** Start **

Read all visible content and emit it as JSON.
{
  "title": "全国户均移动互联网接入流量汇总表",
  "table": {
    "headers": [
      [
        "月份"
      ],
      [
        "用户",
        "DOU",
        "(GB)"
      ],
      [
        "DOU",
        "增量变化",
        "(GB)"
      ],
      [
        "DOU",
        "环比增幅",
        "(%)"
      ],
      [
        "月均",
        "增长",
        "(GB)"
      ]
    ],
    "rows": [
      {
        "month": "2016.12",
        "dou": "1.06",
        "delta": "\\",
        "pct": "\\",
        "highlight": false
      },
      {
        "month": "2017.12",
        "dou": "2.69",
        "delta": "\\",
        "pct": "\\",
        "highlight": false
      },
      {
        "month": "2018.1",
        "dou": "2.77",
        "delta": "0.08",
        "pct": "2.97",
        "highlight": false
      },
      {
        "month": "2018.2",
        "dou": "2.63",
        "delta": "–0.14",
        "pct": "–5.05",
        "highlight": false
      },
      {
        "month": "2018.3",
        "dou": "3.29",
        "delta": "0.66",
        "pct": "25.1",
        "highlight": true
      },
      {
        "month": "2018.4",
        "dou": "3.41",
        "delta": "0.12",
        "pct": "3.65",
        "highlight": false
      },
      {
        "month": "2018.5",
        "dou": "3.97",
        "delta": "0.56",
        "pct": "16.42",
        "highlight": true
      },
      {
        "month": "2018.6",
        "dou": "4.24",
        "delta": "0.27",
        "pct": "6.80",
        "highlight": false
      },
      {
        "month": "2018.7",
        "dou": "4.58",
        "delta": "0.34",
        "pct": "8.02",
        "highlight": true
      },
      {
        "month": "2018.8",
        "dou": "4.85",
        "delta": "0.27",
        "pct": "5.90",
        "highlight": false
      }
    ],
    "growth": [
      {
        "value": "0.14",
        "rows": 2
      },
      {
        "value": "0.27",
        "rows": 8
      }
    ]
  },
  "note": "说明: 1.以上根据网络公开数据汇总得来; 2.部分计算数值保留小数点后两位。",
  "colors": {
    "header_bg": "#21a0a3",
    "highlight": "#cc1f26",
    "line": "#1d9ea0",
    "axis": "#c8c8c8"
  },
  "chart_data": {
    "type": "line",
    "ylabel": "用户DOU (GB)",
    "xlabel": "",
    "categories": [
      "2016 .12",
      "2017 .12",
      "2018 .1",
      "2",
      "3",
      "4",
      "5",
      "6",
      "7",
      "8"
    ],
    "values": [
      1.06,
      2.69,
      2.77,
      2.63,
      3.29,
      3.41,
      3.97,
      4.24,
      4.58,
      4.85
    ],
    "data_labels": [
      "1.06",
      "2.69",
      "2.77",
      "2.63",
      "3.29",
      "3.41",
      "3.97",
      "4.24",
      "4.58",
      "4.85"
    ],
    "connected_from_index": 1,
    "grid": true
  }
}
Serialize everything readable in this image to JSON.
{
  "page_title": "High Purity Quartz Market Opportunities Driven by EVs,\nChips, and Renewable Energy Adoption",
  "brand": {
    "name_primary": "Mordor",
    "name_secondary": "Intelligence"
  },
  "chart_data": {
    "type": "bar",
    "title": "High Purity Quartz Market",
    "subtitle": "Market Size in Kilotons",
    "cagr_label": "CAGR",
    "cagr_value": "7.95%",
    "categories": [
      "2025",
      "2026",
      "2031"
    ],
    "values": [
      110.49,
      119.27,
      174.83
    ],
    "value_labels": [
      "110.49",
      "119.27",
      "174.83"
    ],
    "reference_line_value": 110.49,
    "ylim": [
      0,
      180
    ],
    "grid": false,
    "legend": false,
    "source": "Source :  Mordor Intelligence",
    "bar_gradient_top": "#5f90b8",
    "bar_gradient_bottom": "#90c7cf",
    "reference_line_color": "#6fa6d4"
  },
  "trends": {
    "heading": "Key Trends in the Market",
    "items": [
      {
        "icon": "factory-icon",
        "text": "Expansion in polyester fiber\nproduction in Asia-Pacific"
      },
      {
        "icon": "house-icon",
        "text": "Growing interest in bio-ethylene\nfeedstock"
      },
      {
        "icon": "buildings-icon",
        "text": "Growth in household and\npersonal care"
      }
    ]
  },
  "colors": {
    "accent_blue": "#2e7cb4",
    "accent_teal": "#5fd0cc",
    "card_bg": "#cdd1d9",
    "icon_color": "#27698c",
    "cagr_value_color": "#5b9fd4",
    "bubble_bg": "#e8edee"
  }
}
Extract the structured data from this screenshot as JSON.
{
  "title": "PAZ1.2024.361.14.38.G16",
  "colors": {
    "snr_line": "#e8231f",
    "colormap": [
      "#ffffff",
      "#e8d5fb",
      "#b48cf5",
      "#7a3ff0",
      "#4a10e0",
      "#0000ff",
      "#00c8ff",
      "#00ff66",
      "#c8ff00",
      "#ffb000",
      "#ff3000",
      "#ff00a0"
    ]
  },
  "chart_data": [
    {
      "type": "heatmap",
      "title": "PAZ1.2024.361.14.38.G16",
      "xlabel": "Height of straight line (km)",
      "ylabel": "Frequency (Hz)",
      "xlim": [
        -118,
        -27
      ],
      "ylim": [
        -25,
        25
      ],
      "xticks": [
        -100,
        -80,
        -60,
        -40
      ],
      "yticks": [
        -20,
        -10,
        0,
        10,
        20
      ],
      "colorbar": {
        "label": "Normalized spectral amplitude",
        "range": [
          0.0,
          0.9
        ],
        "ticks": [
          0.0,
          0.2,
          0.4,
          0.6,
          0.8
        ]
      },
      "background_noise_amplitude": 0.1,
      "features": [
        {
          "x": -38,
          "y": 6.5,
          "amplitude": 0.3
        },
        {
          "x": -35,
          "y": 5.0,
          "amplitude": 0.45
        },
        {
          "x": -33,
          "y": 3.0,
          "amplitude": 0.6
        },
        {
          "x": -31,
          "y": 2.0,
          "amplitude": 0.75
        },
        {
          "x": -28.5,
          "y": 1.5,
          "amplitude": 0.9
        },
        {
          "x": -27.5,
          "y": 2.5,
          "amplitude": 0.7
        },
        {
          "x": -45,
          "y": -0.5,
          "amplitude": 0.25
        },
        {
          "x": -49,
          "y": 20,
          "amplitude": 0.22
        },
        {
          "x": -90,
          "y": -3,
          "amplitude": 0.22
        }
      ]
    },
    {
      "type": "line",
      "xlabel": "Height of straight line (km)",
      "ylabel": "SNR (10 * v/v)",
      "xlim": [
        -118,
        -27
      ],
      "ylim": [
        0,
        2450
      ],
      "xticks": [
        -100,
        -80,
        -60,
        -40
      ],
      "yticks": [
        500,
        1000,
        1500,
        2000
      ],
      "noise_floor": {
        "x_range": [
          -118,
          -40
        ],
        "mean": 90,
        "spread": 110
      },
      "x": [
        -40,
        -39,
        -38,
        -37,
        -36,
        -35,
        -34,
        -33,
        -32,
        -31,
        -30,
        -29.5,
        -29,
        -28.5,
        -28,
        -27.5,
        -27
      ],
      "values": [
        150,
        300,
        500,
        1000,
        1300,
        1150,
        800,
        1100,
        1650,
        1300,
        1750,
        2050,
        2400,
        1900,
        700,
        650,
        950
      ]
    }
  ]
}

** End **

Job >>
Make an exact copy of the listing, including every line.

Correct result >>
Read all visible content and emit it as JSON.
{
  "title": "全国户均移动互联网接入流量汇总表",
  "table": {
    "headers": [
      [
        "月份"
      ],
      [
        "用户",
        "DOU",
        "(GB)"
      ],
      [
        "DOU",
        "增量变化",
        "(GB)"
      ],
      [
        "DOU",
        "环比增幅",
        "(%)"
      ],
      [
        "月均",
        "增长",
        "(GB)"
      ]
    ],
    "rows": [
      {
        "month": "2016.12",
        "dou": "1.06",
        "delta": "\\",
        "pct": "\\",
        "highlight": false
      },
      {
        "month": "2017.12",
        "dou": "2.69",
        "delta": "\\",
        "pct": "\\",
        "highlight": false
      },
      {
        "month": "2018.1",
        "dou": "2.77",
        "delta": "0.08",
        "pct": "2.97",
        "highlight": false
      },
      {
        "month": "2018.2",
        "dou": "2.63",
        "delta": "–0.14",
        "pct": "–5.05",
        "highlight": false
      },
      {
        "month": "2018.3",
        "dou": "3.29",
        "delta": "0.66",
        "pct": "25.1",
        "highlight": true
      },
      {
        "month": "2018.4",
        "dou": "3.41",
        "delta": "0.12",
        "pct": "3.65",
        "highlight": false
      },
      {
        "month": "2018.5",
        "dou": "3.97",
        "delta": "0.56",
        "pct": "16.42",
        "highlight": true
      },
      {
        "month": "2018.6",
        "dou": "4.24",
        "delta": "0.27",
        "pct": "6.80",
        "highlight": false
      },
      {
        "month": "2018.7",
        "dou": "4.58",
        "delta": "0.34",
        "pct": "8.02",
        "highlight": true
      },
      {
        "month": "2018.8",
        "dou": "4.85",
        "delta": "0.27",
        "pct": "5.90",
        "highlight": false
      }
    ],
    "growth": [
      {
        "value": "0.14",
        "rows": 2
      },
      {
        "value": "0.27",
        "rows": 8
      }
    ]
  },
  "note": "说明: 1.以上根据网络公开数据汇总得来; 2.部分计算数值保留小数点后两位。",
  "colors": {
    "header_bg": "#21a0a3",
    "highlight": "#cc1f26",
    "line": "#1d9ea0",
    "axis": "#c8c8c8"
  },
  "chart_data": {
    "type": "line",
    "ylabel": "用户DOU (GB)",
    "xlabel": "",
    "categories": [
      "2016 .12",
      "2017 .12",
      "2018 .1",
      "2",
      "3",
      "4",
      "5",
      "6",
      "7",
      "8"
    ],
    "values": [
      1.06,
      2.69,
      2.77,
      2.63,
      3.29,
      3.41,
      3.97,
      4.24,
      4.58,
      4.85
    ],
    "data_labels": [
      "1.06",
      "2.69",
      "2.77",
      "2.63",
      "3.29",
      "3.41",
      "3.97",
      "4.24",
      "4.58",
      "4.85"
    ],
    "connected_from_index": 1,
    "grid": true
  }
}
Serialize everything readable in this image to JSON.
{
  "page_title": "High Purity Quartz Market Opportunities Driven by EVs,\nChips, and Renewable Energy Adoption",
  "brand": {
    "name_primary": "Mordor",
    "name_secondary": "Intelligence"
  },
  "chart_data": {
    "type": "bar",
    "title": "High Purity Quartz Market",
    "subtitle": "Market Size in Kilotons",
    "cagr_label": "CAGR",
    "cagr_value": "7.95%",
    "categories": [
      "2025",
      "2026",
      "2031"
    ],
    "values": [
      110.49,
      119.27,
      174.83
    ],
    "value_labels": [
      "110.49",
      "119.27",
      "174.83"
    ],
    "reference_line_value": 110.49,
    "ylim": [
      0,
      180
    ],
    "grid": false,
    "legend": false,
    "source": "Source :  Mordor Intelligence",
    "bar_gradient_top": "#5f90b8",
    "bar_gradient_bottom": "#90c7cf",
    "reference_line_color": "#6fa6d4"
  },
  "trends": {
    "heading": "Key Trends in the Market",
    "items": [
      {
        "icon": "factory-icon",
        "text": "Expansion in polyester fiber\nproduction in Asia-Pacific"
      },
      {
        "icon": "house-icon",
        "text": "Growing interest in bio-ethylene\nfeedstock"
      },
      {
        "icon": "buildings-icon",
        "text": "Growth in household and\npersonal care"
      }
    ]
  },
  "colors": {
    "accent_blue": "#2e7cb4",
    "accent_teal": "#5fd0cc",
    "card_bg": "#cdd1d9",
    "icon_color": "#27698c",
    "cagr_value_color": "#5b9fd4",
    "bubble_bg": "#e8edee"
  }
}
Extract the structured data from this screenshot as JSON.
{
  "title": "PAZ1.2024.361.14.38.G16",
  "colors": {
    "snr_line": "#e8231f",
    "colormap": [
      "#ffffff",
      "#e8d5fb",
      "#b48cf5",
      "#7a3ff0",
      "#4a10e0",
      "#0000ff",
      "#00c8ff",
      "#00ff66",
      "#c8ff00",
      "#ffb000",
      "#ff3000",
      "#ff00a0"
    ]
  },
  "chart_data": [
    {
      "type": "heatmap",
      "title": "PAZ1.2024.361.14.38.G16",
      "xlabel": "Height of straight line (km)",
      "ylabel": "Frequency (Hz)",
      "xlim": [
        -118,
        -27
      ],
      "ylim": [
        -25,
        25
      ],
      "xticks": [
        -100,
        -80,
        -60,
        -40
      ],
      "yticks": [
        -20,
        -10,
        0,
        10,
        20
      ],
      "colorbar": {
        "label": "Normalized spectral amplitude",
        "range": [
          0.0,
          0.9
        ],
        "ticks": [
          0.0,
          0.2,
          0.4,
          0.6,
          0.8
        ]
      },
      "background_noise_amplitude": 0.1,
      "features": [
        {
          "x": -38,
          "y": 6.5,
          "amplitude": 0.3
        },
        {
          "x": -35,
          "y": 5.0,
          "amplitude": 0.45
        },
        {
          "x": -33,
          "y": 3.0,
          "amplitude": 0.6
        },
        {
          "x": -31,
          "y": 2.0,
          "amplitude": 0.75
        },
        {
          "x": -28.5,
          "y": 1.5,
          "amplitude": 0.9
        },
        {
          "x": -27.5,
          "y": 2.5,
          "amplitude": 0.7
        },
        {
          "x": -45,
          "y": -0.5,
          "amplitude": 0.25
        },
        {
          "x": -49,
          "y": 20,
          "amplitude": 0.22
        },
        {
          "x": -90,
          "y": -3,
          "amplitude": 0.22
        }
      ]
    },
    {
      "type": "line",
      "xlabel": "Height of straight line (km)",
      "ylabel": "SNR (10 * v/v)",
      "xlim": [
        -118,
        -27
      ],
      "ylim": [
        0,
        2450
      ],
      "xticks": [
        -100,
        -80,
        -60,
        -40
      ],
      "yticks": [
        500,
        1000,
        1500,
        2000
      ],
      "noise_floor": {
        "x_range": [
          -118,
          -40
        ],
        "mean": 90,
        "spread": 110
      },
      "x": [
        -40,
        -39,
        -38,
        -37,
        -36,
        -35,
        -34,
        -33,
        -32,
        -31,
        -30,
        -29.5,
        -29,
        -28.5,
        -28,
        -27.5,
        -27
      ],
      "values": [
        150,
        300,
        500,
        1000,
        1300,
        1150,
        800,
        1100,
        1650,
        1300,
        1750,
        2050,
        2400,
        1900,
        700,
        650,
        950
      ]
    }
  ]
}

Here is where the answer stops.